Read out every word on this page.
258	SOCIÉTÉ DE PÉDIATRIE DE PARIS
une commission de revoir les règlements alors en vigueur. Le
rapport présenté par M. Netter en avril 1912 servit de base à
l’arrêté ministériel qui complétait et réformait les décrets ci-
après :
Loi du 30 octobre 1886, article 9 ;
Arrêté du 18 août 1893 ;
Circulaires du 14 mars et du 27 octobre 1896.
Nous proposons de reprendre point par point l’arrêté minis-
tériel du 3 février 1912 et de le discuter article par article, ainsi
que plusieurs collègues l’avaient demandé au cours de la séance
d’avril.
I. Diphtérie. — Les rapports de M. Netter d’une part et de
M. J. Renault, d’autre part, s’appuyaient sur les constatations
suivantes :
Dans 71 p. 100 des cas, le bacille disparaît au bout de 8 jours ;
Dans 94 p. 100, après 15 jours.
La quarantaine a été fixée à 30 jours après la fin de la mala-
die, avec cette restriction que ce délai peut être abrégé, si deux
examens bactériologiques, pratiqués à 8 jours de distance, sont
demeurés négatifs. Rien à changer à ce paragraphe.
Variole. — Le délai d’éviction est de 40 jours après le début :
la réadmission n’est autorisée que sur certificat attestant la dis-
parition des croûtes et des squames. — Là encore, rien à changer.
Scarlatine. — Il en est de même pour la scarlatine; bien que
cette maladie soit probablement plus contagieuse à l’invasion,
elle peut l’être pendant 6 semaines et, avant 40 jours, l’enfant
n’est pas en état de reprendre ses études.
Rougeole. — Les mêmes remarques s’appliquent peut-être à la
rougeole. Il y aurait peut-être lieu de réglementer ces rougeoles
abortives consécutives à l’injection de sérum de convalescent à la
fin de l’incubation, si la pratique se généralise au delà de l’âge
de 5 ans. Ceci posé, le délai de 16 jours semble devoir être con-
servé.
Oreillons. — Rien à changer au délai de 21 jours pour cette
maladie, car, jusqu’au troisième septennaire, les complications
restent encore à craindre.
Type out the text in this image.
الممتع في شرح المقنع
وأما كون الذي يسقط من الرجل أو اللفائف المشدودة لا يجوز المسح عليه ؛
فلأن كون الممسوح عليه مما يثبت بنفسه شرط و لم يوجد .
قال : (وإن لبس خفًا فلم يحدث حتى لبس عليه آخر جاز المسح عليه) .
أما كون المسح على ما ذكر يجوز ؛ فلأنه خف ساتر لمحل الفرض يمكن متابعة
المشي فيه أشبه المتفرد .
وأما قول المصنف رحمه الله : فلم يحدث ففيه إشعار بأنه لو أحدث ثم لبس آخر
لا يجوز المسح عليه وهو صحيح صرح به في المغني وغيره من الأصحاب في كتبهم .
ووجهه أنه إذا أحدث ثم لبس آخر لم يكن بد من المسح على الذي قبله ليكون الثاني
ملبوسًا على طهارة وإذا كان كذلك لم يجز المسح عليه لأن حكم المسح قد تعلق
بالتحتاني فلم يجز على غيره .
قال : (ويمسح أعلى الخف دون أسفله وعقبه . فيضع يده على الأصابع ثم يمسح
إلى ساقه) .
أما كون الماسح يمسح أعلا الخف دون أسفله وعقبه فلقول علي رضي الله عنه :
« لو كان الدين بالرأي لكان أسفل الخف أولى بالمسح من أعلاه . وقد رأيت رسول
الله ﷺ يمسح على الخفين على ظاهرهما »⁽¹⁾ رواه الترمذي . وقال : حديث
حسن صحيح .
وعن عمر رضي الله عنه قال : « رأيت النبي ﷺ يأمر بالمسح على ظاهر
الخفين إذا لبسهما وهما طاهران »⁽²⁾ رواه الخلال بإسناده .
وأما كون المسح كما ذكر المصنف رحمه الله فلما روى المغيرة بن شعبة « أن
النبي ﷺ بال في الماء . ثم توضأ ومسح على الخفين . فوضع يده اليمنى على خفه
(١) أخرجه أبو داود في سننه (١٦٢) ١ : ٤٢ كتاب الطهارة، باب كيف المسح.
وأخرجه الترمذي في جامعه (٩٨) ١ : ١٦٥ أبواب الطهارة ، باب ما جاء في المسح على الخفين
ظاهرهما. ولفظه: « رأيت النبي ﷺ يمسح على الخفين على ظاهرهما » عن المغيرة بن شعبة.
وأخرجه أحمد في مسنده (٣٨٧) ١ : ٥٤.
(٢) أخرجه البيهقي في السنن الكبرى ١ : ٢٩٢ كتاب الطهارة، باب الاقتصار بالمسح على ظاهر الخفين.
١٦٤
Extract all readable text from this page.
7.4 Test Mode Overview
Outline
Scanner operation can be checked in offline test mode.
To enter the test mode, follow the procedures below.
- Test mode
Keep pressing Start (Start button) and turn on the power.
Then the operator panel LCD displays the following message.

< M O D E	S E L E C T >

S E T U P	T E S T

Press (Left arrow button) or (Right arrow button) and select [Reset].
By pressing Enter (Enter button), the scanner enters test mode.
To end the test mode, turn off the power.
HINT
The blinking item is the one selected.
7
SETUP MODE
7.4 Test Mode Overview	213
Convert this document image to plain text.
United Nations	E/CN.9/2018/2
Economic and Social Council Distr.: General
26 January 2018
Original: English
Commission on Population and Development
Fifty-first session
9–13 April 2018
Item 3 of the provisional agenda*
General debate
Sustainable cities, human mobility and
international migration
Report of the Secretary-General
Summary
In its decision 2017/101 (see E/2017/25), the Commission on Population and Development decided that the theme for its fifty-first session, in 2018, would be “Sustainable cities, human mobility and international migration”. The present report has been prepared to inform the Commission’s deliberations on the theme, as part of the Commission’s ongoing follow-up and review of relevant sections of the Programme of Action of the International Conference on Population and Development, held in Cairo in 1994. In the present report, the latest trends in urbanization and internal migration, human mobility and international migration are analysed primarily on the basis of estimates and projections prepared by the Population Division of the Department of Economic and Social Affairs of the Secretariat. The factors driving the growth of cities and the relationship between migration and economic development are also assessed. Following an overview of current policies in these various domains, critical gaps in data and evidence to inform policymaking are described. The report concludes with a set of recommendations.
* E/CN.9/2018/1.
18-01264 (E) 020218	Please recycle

• • • •

▶ [WHAT IS ASKED]:
From the listing above, collect each line in which the string "المغيرة" appears.

▶ [WRITTEN SOLUTION]:
وأما كون المسح كما ذكر المصنف رحمه الله فلما روى المغيرة بن شعبة « أن
ظاهرهما. ولفظه: « رأيت النبي ﷺ يمسح على الخفين على ظاهرهما » عن المغيرة بن شعبة.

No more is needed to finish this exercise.